■ Exercise ■
Could you repeat the records below exactly, leaving out any pictures?

Data tied to figure images:
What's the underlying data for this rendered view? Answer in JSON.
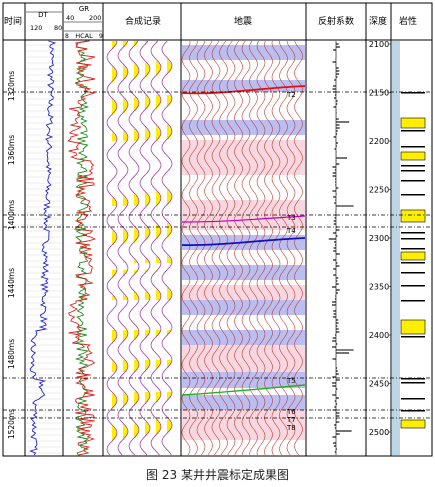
{
  "headers": {
    "time": "时间",
    "dt": "DT",
    "dt_scale_left": "120",
    "dt_scale_right": "80",
    "gr": "GR",
    "gr_scale_left": "40",
    "gr_scale_right": "200",
    "hcal": "HCAL",
    "hcal_scale_left": "8",
    "hcal_scale_right": "9",
    "synthetic": "合成记录",
    "seismic": "地震",
    "reflectivity": "反射系数",
    "depth": "深度",
    "lithology": "岩性"
  },
  "time_labels": [
    "1320ms",
    "1360ms",
    "1400ms",
    "1440ms",
    "1480ms",
    "1520ms"
  ],
  "depth_labels": [
    "2100",
    "2150",
    "2200",
    "2250",
    "2300",
    "2350",
    "2400",
    "2450",
    "2500"
  ],
  "horizon_labels": [
    "T2",
    "T3",
    "T4",
    "T5",
    "T6",
    "T7",
    "T8"
  ],
  "caption": "图 23  某井井震标定成果图",
  "colors": {
    "dt_curve": "#1f1fd0",
    "gr_curve": "#e02020",
    "hcal_curve": "#1a8a1a",
    "synthetic_fill": "#ffee00",
    "synthetic_trace": "#9a2aa8",
    "seismic_trace": "#c0392b",
    "seismic_blue": "#3a46d6",
    "seismic_pink": "#f3b7c6",
    "horizon_red": "#e01010",
    "horizon_blue": "#1010c0",
    "horizon_green": "#20b020",
    "horizon_magenta": "#c000c0",
    "lith_yellow": "#ffee00"
  }
}
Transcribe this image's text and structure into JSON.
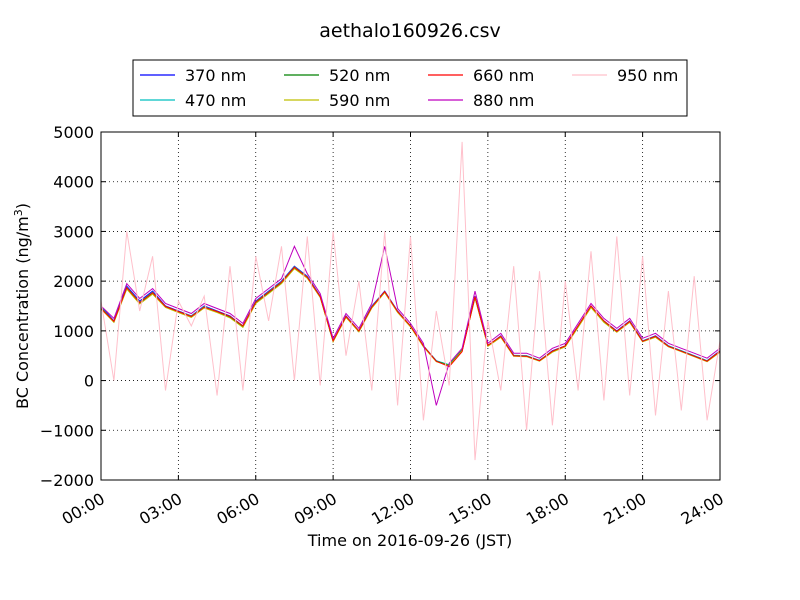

■ Exercise solution ■
What's the underlying data for this rendered view? Answer in JSON.
{
  "headers": {
    "time": "时间",
    "dt": "DT",
    "dt_scale_left": "120",
    "dt_scale_right": "80",
    "gr": "GR",
    "gr_scale_left": "40",
    "gr_scale_right": "200",
    "hcal": "HCAL",
    "hcal_scale_left": "8",
    "hcal_scale_right": "9",
    "synthetic": "合成记录",
    "seismic": "地震",
    "reflectivity": "反射系数",
    "depth": "深度",
    "lithology": "岩性"
  },
  "time_labels": [
    "1320ms",
    "1360ms",
    "1400ms",
    "1440ms",
    "1480ms",
    "1520ms"
  ],
  "depth_labels": [
    "2100",
    "2150",
    "2200",
    "2250",
    "2300",
    "2350",
    "2400",
    "2450",
    "2500"
  ],
  "horizon_labels": [
    "T2",
    "T3",
    "T4",
    "T5",
    "T6",
    "T7",
    "T8"
  ],
  "caption": "图 23  某井井震标定成果图",
  "colors": {
    "dt_curve": "#1f1fd0",
    "gr_curve": "#e02020",
    "hcal_curve": "#1a8a1a",
    "synthetic_fill": "#ffee00",
    "synthetic_trace": "#9a2aa8",
    "seismic_trace": "#c0392b",
    "seismic_blue": "#3a46d6",
    "seismic_pink": "#f3b7c6",
    "horizon_red": "#e01010",
    "horizon_blue": "#1010c0",
    "horizon_green": "#20b020",
    "horizon_magenta": "#c000c0",
    "lith_yellow": "#ffee00"
  }
}
Transcribe this image's text and structure into JSON.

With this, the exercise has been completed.